* BEGIN *

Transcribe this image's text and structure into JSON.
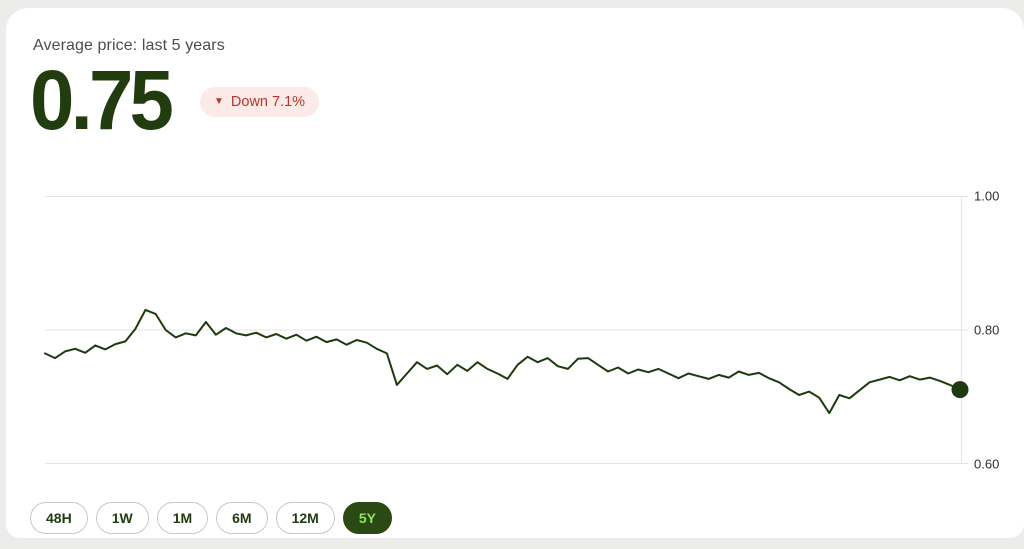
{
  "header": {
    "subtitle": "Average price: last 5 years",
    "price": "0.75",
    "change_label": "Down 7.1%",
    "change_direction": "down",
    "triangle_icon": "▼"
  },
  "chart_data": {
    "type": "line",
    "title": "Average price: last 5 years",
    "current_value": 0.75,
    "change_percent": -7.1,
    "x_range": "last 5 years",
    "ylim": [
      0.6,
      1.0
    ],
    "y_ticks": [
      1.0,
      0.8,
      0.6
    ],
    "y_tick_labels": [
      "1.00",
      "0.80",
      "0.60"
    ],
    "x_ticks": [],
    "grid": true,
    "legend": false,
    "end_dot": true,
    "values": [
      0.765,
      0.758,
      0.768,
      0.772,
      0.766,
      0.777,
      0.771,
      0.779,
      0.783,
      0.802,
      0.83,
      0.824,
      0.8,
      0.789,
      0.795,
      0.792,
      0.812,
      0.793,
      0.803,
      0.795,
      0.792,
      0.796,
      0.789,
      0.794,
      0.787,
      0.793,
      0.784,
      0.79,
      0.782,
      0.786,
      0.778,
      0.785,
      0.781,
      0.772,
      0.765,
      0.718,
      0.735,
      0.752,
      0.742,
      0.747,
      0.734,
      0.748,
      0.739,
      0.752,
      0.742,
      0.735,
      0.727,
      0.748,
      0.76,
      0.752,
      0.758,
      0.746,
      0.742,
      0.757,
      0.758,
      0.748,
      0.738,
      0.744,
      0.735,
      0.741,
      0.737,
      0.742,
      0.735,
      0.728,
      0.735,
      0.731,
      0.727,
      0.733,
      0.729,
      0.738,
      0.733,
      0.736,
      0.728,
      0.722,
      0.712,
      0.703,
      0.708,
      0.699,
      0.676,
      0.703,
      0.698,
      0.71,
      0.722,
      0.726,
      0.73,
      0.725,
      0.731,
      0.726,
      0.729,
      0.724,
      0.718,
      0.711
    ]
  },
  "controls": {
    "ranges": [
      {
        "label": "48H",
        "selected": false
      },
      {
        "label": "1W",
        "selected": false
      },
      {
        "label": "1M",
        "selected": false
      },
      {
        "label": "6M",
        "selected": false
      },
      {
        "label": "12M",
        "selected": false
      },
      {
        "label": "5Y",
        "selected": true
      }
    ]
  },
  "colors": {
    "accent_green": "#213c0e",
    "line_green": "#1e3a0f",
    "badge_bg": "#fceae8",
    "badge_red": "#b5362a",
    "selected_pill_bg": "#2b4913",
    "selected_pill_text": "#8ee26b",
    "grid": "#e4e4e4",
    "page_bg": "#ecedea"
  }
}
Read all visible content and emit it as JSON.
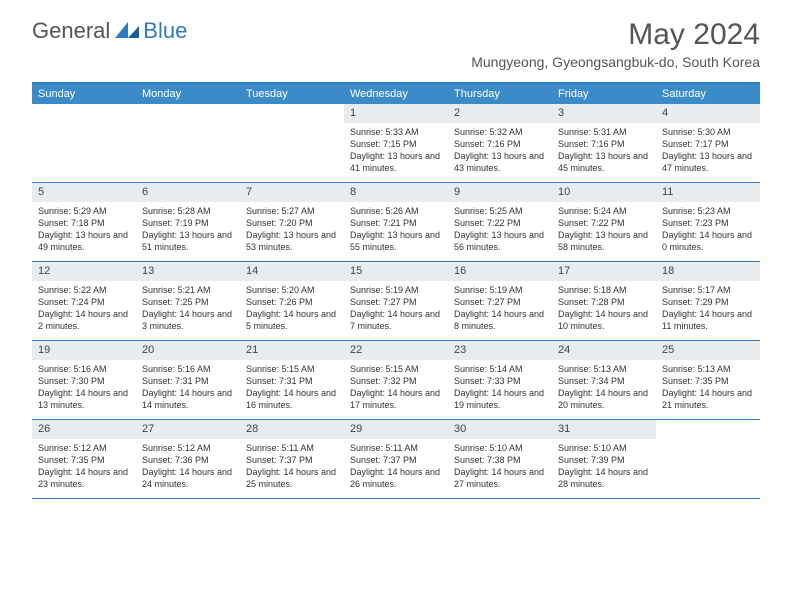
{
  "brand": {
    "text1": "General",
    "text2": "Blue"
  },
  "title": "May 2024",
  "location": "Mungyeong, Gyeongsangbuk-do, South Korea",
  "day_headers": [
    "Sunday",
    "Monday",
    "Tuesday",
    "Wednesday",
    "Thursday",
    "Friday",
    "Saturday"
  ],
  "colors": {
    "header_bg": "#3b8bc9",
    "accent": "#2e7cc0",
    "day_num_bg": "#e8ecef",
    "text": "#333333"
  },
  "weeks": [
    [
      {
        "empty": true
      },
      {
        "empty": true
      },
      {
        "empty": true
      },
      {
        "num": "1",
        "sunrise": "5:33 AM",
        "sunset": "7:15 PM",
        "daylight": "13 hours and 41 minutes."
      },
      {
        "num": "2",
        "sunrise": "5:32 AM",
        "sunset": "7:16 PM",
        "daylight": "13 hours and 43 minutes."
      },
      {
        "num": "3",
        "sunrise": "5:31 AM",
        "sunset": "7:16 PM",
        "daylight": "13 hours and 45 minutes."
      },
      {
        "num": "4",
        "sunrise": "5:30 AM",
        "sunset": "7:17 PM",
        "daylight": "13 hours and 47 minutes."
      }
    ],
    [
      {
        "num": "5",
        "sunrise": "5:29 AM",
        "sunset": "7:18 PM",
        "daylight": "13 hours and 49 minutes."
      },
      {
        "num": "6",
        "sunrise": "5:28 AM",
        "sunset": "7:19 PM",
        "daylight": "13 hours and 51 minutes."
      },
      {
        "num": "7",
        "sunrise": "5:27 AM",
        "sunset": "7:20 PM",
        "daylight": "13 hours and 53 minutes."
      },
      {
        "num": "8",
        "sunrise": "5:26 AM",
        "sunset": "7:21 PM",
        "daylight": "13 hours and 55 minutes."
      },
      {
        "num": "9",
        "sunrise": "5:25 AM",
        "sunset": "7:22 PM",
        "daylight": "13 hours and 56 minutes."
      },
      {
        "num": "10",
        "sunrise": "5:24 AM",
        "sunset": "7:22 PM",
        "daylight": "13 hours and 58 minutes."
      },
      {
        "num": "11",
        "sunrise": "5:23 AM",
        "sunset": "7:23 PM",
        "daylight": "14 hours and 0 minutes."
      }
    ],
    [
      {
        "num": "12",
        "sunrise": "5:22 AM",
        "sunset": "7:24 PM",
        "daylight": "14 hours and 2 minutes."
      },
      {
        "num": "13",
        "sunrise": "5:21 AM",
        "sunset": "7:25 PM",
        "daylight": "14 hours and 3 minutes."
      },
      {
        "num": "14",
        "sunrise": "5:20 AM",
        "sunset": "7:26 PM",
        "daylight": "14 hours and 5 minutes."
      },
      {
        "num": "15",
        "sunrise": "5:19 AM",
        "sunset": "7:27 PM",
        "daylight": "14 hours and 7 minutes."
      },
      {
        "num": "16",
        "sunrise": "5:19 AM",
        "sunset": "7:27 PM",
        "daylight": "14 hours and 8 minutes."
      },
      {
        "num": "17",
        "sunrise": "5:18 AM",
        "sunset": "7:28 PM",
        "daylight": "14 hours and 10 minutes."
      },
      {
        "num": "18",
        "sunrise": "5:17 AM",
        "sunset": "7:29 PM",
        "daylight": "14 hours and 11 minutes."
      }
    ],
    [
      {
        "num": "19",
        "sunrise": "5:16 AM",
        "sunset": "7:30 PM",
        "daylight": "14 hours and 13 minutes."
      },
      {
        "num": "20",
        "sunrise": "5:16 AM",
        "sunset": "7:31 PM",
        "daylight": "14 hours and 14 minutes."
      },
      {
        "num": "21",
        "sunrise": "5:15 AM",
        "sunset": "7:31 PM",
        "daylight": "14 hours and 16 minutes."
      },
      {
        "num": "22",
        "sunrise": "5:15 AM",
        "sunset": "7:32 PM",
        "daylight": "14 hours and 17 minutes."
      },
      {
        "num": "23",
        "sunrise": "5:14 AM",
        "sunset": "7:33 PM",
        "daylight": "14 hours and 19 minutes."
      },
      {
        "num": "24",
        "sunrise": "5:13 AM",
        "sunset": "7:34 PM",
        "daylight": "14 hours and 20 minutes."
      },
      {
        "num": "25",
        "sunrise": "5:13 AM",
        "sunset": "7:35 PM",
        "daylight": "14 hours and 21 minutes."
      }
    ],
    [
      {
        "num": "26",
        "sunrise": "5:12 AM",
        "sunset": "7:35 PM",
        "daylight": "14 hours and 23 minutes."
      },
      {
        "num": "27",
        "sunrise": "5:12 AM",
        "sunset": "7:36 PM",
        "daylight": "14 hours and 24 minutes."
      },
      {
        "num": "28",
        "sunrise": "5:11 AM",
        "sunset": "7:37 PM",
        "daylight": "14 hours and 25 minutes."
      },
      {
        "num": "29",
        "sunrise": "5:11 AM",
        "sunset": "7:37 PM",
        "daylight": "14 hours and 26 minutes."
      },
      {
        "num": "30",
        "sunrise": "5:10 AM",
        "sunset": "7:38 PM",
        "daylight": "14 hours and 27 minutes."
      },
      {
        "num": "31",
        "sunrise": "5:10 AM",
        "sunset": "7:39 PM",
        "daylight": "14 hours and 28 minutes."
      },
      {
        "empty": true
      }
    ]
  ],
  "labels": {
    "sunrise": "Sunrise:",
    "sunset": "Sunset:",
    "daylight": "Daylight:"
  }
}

* END *

Aim of the exercise: Pull every line containing the word "Average" out of the entries above.

Response to this task:
    "subtitle": "Average price: last 5 years",
    "title": "Average price: last 5 years",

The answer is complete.